(Collected data)
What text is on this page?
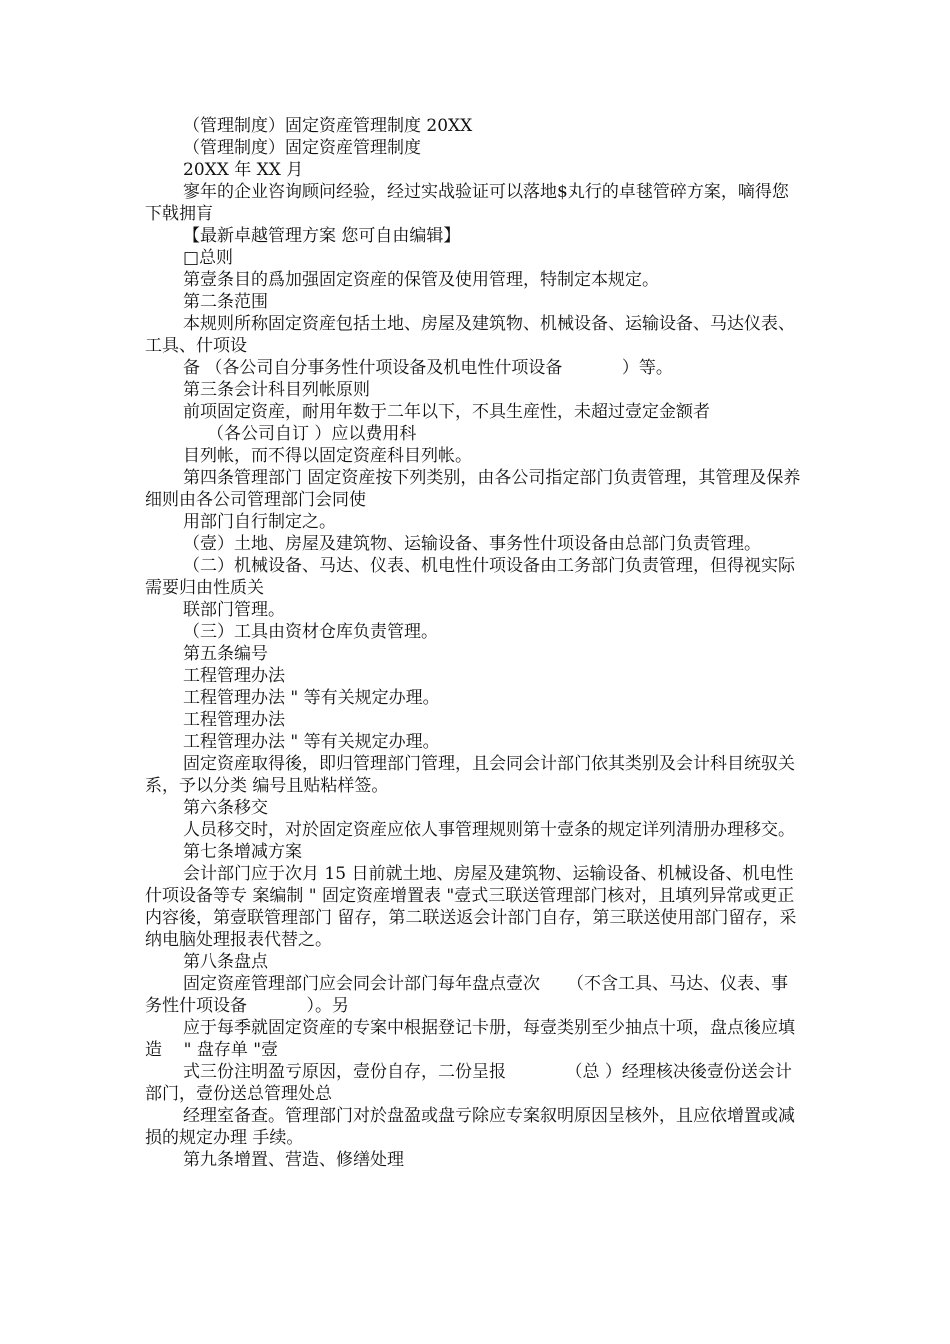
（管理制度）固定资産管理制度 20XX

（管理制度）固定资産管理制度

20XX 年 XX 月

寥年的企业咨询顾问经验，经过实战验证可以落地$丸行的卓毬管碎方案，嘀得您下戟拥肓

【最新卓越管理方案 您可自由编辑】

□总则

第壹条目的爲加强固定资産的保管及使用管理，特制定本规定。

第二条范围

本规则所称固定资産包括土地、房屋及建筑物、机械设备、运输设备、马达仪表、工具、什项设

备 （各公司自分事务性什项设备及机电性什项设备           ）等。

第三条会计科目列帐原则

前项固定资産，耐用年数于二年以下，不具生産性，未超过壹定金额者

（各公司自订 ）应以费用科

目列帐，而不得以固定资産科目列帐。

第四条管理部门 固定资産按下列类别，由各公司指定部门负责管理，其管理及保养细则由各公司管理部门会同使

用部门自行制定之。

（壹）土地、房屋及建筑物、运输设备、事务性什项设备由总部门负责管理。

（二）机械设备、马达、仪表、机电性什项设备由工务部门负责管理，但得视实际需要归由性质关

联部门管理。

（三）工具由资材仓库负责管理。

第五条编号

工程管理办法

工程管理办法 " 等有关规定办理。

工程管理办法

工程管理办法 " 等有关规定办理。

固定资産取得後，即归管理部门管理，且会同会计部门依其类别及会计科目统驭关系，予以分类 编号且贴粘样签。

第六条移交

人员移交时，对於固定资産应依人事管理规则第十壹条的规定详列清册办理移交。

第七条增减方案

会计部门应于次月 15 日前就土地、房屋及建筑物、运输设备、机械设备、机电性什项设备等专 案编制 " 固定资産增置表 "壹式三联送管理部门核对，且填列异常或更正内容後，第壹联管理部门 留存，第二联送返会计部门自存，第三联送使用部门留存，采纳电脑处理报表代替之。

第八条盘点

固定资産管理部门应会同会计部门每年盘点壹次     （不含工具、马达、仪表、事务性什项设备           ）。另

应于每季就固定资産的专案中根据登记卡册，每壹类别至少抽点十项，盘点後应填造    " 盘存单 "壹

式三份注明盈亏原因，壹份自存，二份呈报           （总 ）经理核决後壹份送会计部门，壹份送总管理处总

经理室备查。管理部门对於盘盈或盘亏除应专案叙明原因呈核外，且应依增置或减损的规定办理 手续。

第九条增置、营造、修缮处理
==
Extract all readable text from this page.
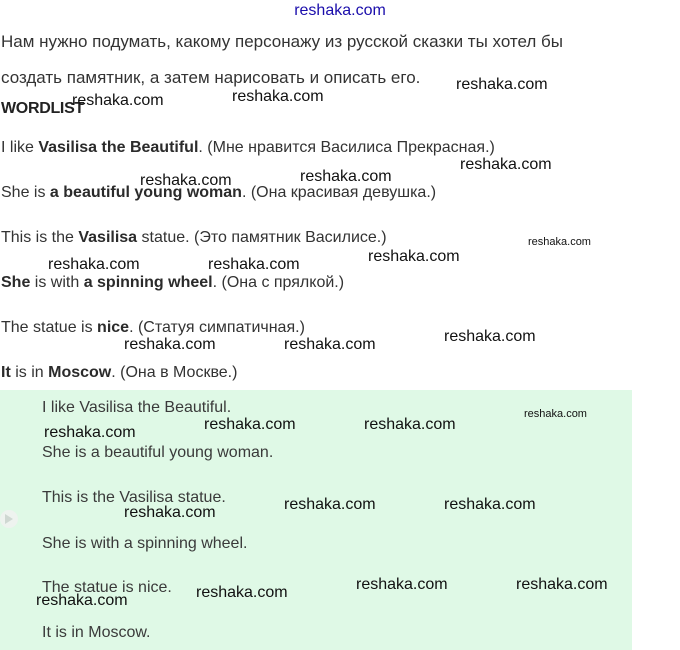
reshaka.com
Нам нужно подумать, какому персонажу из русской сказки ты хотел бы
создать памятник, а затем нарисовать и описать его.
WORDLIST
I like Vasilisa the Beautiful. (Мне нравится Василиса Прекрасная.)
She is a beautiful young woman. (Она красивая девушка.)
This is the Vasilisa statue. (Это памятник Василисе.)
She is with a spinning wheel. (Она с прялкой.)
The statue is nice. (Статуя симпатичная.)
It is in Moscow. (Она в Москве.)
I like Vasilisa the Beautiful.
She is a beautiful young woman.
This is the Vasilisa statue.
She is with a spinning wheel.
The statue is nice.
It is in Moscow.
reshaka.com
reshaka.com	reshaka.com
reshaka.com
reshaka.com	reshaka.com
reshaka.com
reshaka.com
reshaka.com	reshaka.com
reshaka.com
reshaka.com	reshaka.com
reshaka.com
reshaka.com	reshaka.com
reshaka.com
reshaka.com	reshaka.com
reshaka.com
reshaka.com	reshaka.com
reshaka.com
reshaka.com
...
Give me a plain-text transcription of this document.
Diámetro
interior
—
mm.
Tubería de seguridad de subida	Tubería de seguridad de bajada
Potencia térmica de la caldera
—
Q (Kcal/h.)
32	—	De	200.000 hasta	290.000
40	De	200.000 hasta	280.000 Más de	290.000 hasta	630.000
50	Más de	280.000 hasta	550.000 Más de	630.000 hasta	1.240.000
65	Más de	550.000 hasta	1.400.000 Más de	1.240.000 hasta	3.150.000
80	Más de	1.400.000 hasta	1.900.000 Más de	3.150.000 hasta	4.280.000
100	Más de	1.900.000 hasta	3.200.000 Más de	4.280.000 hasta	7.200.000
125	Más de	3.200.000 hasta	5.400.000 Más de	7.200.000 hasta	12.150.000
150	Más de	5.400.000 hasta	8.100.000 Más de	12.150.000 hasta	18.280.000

◆ Instruction ◆
Read through the lines above and collect those that contain the string "Moscow".

◆ Exercise answer ◆
It is in Moscow. (Она в Москве.)
It is in Moscow.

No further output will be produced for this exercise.